What is needed:
Quote the entries word for word. Omit the pictures.

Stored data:
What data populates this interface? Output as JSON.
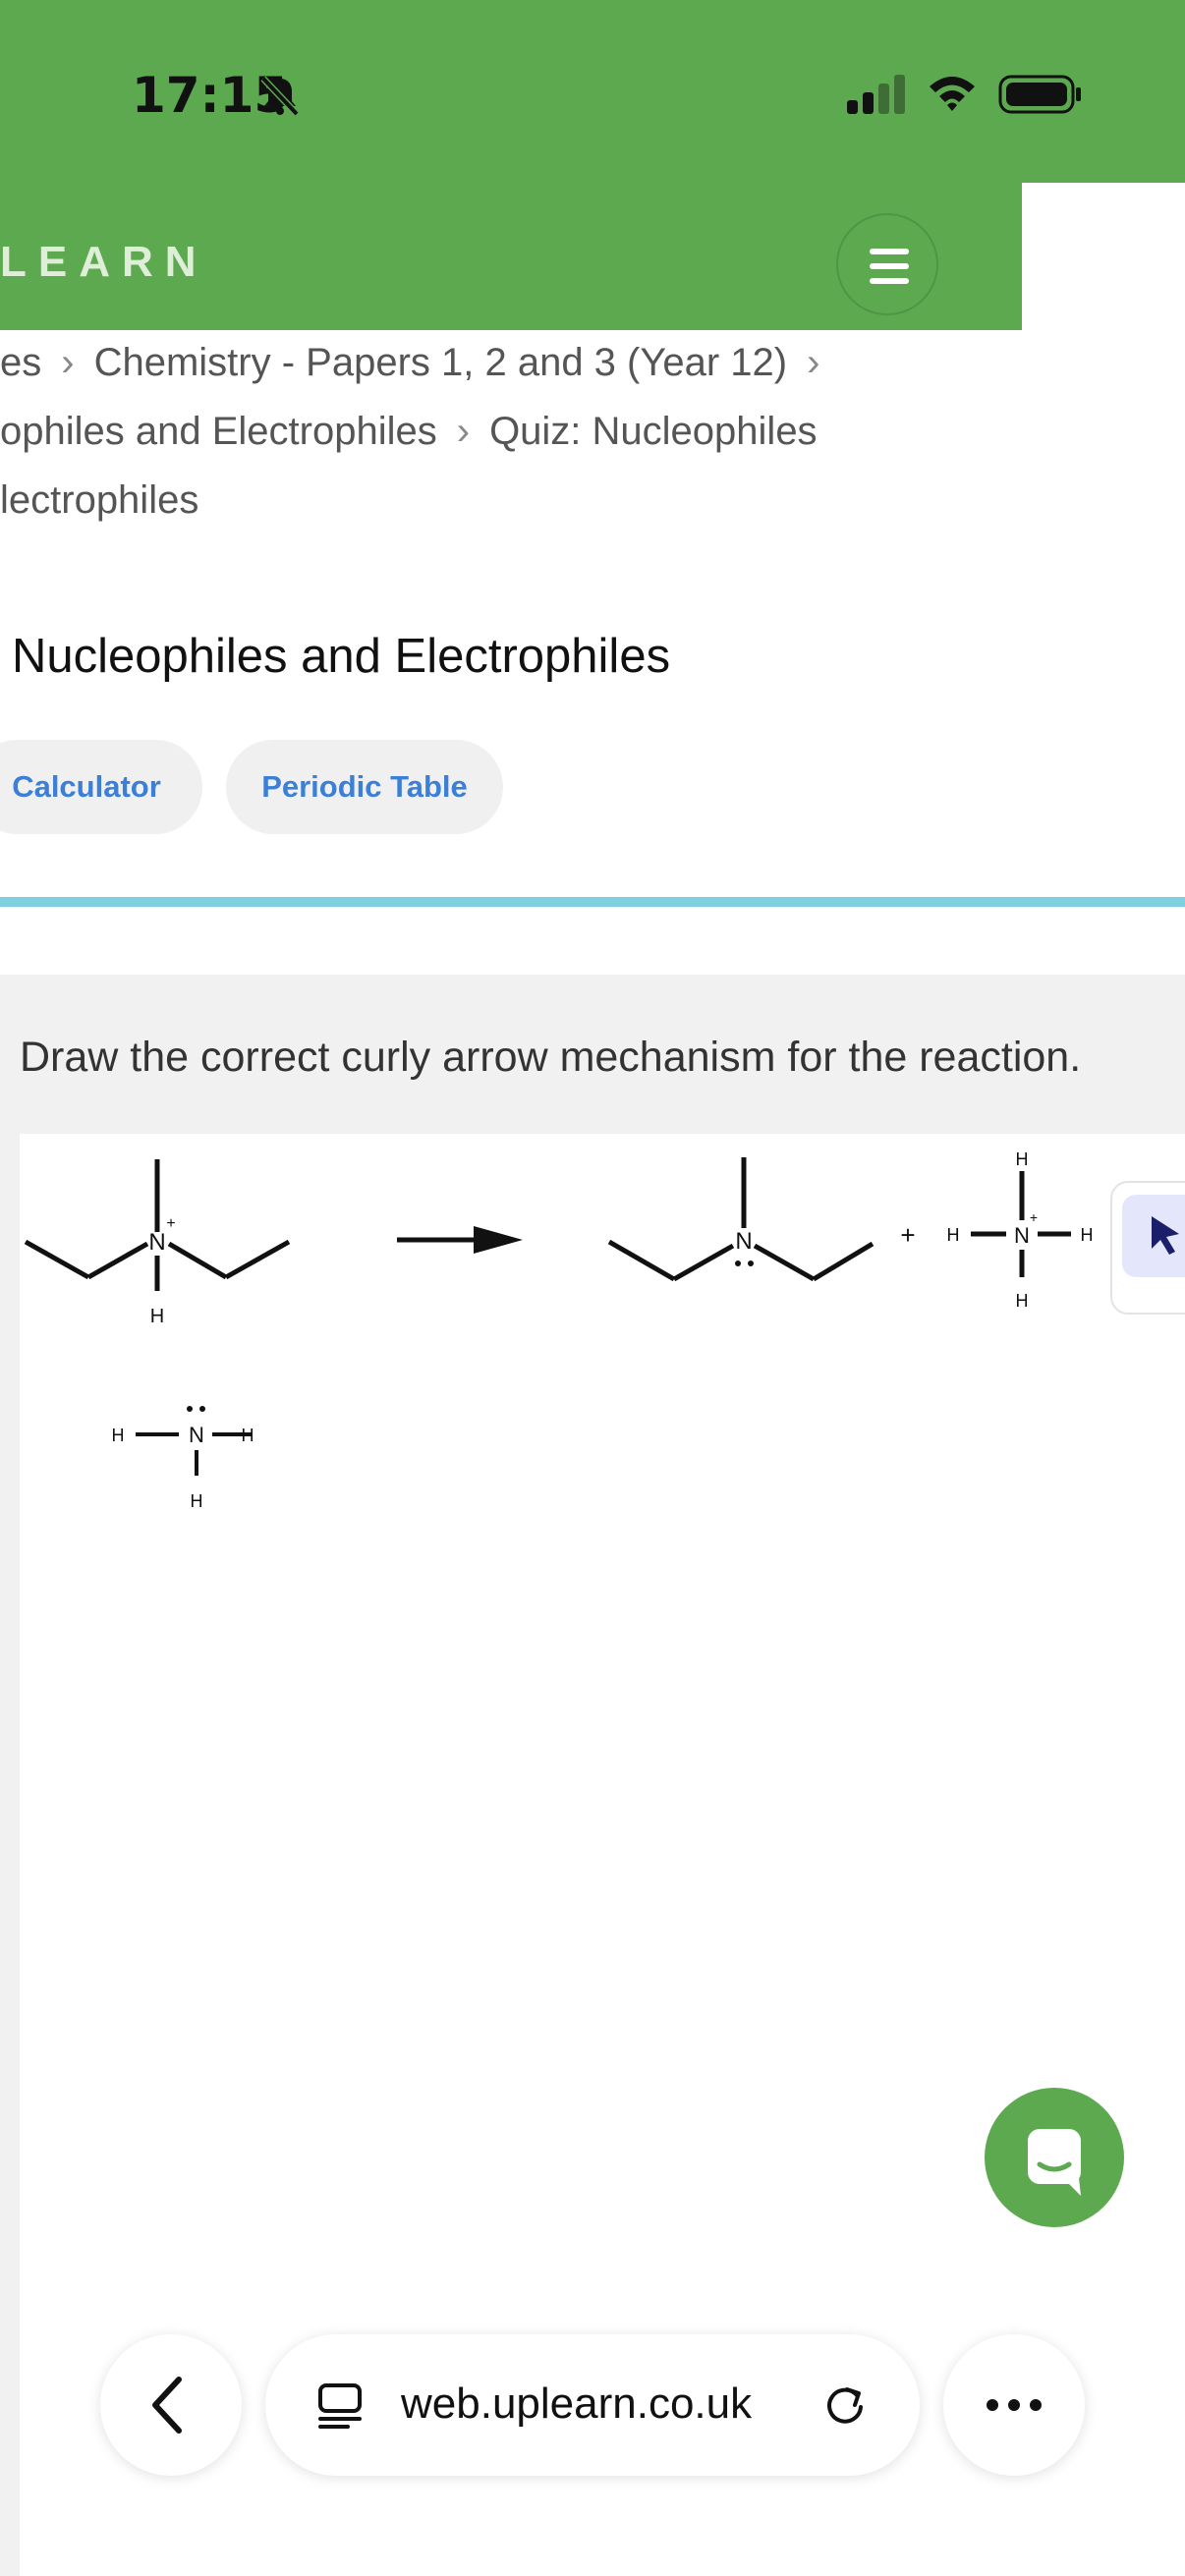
{
  "status_bar": {
    "time": "17:15",
    "icons": [
      "bell-slash-icon",
      "signal-icon",
      "wifi-icon",
      "battery-icon"
    ]
  },
  "header": {
    "logo_text": "LEARN",
    "menu_icon": "hamburger-icon"
  },
  "breadcrumb": {
    "items": [
      "es",
      "Chemistry - Papers 1, 2 and 3 (Year 12)",
      "ophiles and Electrophiles",
      "Quiz: Nucleophiles",
      "lectrophiles"
    ]
  },
  "page": {
    "title": "Nucleophiles and Electrophiles",
    "buttons": [
      "Calculator",
      "Periodic Table"
    ]
  },
  "question": {
    "prompt": "Draw the correct curly arrow mechanism for the reaction.",
    "reaction": {
      "reactant_atoms": {
        "N_plus": "N",
        "plus": "+",
        "H": "H"
      },
      "nucleophile_atoms": {
        "N": "N",
        "H": "H"
      },
      "product_amine": {
        "N": "N"
      },
      "plus_sign": "+",
      "ammonium": {
        "N": "N",
        "plus": "+",
        "H": "H"
      }
    },
    "tool_icon": "cursor-arrow-icon"
  },
  "chat": {
    "icon": "chat-bubble-icon"
  },
  "browser": {
    "url": "web.uplearn.co.uk",
    "back_icon": "chevron-left-icon",
    "tabs_icon": "tab-icon",
    "reload_icon": "reload-icon",
    "more_icon": "more-dots-icon"
  },
  "colors": {
    "brand_green": "#5ca94f",
    "accent_blue": "#3b7fd6",
    "divider_cyan": "#7fd0de"
  }
}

Written answer:
What data populates this interface? Output as JSON.
{
  "status_bar": {
    "time": "17:15",
    "icons": [
      "bell-slash-icon",
      "signal-icon",
      "wifi-icon",
      "battery-icon"
    ]
  },
  "header": {
    "logo_text": "LEARN",
    "menu_icon": "hamburger-icon"
  },
  "breadcrumb": {
    "items": [
      "es",
      "Chemistry - Papers 1, 2 and 3 (Year 12)",
      "ophiles and Electrophiles",
      "Quiz: Nucleophiles",
      "lectrophiles"
    ]
  },
  "page": {
    "title": "Nucleophiles and Electrophiles",
    "buttons": [
      "Calculator",
      "Periodic Table"
    ]
  },
  "question": {
    "prompt": "Draw the correct curly arrow mechanism for the reaction.",
    "reaction": {
      "reactant_atoms": {
        "N_plus": "N",
        "plus": "+",
        "H": "H"
      },
      "nucleophile_atoms": {
        "N": "N",
        "H": "H"
      },
      "product_amine": {
        "N": "N"
      },
      "plus_sign": "+",
      "ammonium": {
        "N": "N",
        "plus": "+",
        "H": "H"
      }
    },
    "tool_icon": "cursor-arrow-icon"
  },
  "chat": {
    "icon": "chat-bubble-icon"
  },
  "browser": {
    "url": "web.uplearn.co.uk",
    "back_icon": "chevron-left-icon",
    "tabs_icon": "tab-icon",
    "reload_icon": "reload-icon",
    "more_icon": "more-dots-icon"
  },
  "colors": {
    "brand_green": "#5ca94f",
    "accent_blue": "#3b7fd6",
    "divider_cyan": "#7fd0de"
  }
}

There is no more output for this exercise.